(SELECTED EXCERPT)
# # # # #

Taken together, the five cases provide a range of observations about the emergence and functioning of high-performance teams in both private and public sectors. The teams excel in creating and providing joint products and services in very different industry and organizational settings—whether for external clientele or for those within their own organization. The cases reaffirm the importance of supportive organizational conditions within which to operate. They also reaffirm the importance of team conditions that enhance team progress and performance and facilitate and encourage creativity and self-motivated performance. Last but not least, the five cases strongly reaffirm the tremendous value of the sound research-based works and applications highlighted in chapter 2.

Case-Study Protocol

A POOL OF HIGH-PERFORMING TEAMS

Our initial tasks included identifying a pool of "high-performing teams" from which to select individual teams and their organizations for interviews and analyses. We tried not to duplicate teams in case studies already covered in the popular and/or scholarly literature.

We deliberately sought teams from an array of situations—business and industry, private sector and public sector, high resource and low resource, high tech and moderate to low tech, research and education. We also deliberately sought to select teams that represented differing product and/or service outputs. We believe that teams can differ greatly by type of joint products and services they produce and still take actions that increase the odds that the teams can become high performing.

In our identification of high-performing teams, we relied heavily on the assessment of their contemporaries. We initially judged a team qualified for our selection if it appeared to have the attributes of a "real team," as per Katzenbach and Smith. We required also that a team for the pool be recognized as performing at high levels by peers within the organization and by professionals beyond the organization who knew about the team.

OUR FIVE SELECTIONS

As a result, we selected five cases involving one or more teams for more intensive analysis. They were, as represented in chapters 3–7, the following types: (1) manufacturing teams producing food products, (2) genomic sequencing teams mapping organisms' DNA, (3) applied engineering testing teams improving automotive systems, (4) university extension-research teams for enhanced educational impacts, and (5) a low-income women's interest group producing agricultural enterprises.

OUR WORKING HYPOTHESES

We wanted to determine how teams could develop into high-performing units under an array of conditions. Our interest in teams operating in diverse circumstances comes in part from two working hypotheses we shared.

1 Interdependent work teams producing joint products or services can achieve high performance under an array of situations as long as the teams possess the empowering conditions and operating relationships that allow full expression of team creativity. This view supports Katzenbach and Smith's excellent work concerning organizational basics, team basics, real teams, and high-performing teams (see chapter 2).

# # # # #

(DATASET)
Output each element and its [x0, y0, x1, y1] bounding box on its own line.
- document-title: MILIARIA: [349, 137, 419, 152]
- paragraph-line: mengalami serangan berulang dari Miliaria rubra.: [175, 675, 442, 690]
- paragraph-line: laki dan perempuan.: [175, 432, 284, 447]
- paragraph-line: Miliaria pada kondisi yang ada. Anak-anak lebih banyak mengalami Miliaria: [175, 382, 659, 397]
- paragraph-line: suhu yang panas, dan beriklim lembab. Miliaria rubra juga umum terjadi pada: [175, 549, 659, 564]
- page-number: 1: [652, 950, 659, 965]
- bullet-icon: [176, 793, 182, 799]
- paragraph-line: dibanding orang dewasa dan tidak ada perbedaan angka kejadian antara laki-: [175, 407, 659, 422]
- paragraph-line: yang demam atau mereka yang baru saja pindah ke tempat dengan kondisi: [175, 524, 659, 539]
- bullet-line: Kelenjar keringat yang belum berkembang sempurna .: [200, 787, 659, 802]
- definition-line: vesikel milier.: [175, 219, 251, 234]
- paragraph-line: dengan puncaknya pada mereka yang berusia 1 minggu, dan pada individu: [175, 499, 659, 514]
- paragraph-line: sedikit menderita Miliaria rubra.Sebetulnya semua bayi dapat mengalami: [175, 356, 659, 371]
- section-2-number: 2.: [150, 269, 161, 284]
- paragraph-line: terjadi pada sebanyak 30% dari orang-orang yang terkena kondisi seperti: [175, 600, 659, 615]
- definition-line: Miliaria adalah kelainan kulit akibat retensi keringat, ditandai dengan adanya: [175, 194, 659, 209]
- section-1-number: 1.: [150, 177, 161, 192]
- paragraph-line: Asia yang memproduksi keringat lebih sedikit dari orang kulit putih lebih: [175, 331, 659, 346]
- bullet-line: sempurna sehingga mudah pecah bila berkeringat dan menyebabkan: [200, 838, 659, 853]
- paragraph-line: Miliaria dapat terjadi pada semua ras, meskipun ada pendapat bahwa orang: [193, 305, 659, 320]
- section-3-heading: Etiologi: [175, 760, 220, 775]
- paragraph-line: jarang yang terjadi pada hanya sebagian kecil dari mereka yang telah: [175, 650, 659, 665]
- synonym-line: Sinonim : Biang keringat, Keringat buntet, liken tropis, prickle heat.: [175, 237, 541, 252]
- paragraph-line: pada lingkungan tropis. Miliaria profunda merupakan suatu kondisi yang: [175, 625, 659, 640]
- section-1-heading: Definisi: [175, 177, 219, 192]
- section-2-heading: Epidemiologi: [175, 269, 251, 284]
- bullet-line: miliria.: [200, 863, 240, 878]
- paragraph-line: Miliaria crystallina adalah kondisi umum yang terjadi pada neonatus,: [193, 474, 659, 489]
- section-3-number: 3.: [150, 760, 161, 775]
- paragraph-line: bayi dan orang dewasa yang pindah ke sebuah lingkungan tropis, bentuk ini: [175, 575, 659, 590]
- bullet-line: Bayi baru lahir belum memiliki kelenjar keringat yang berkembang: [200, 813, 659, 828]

# # # # #

(EXERCISE DESCRIPTION) Quote the passage on the high-performing team case studies from "Our initial tasks" to "become high performing.", word for word.

(OUTPUT OF THE EXERCISE)
Our initial tasks included identifying a pool of "high-performing teams" from which to select individual teams and their organizations for interviews and analyses. We tried not to duplicate teams in case studies already covered in the popular and/or scholarly literature.

We deliberately sought teams from an array of situations—business and industry, private sector and public sector, high resource and low resource, high tech and moderate to low tech, research and education. We also deliberately sought to select teams that represented differing product and/or service outputs. We believe that teams can differ greatly by type of joint products and services they produce and still take actions that increase the odds that the teams can become high performing.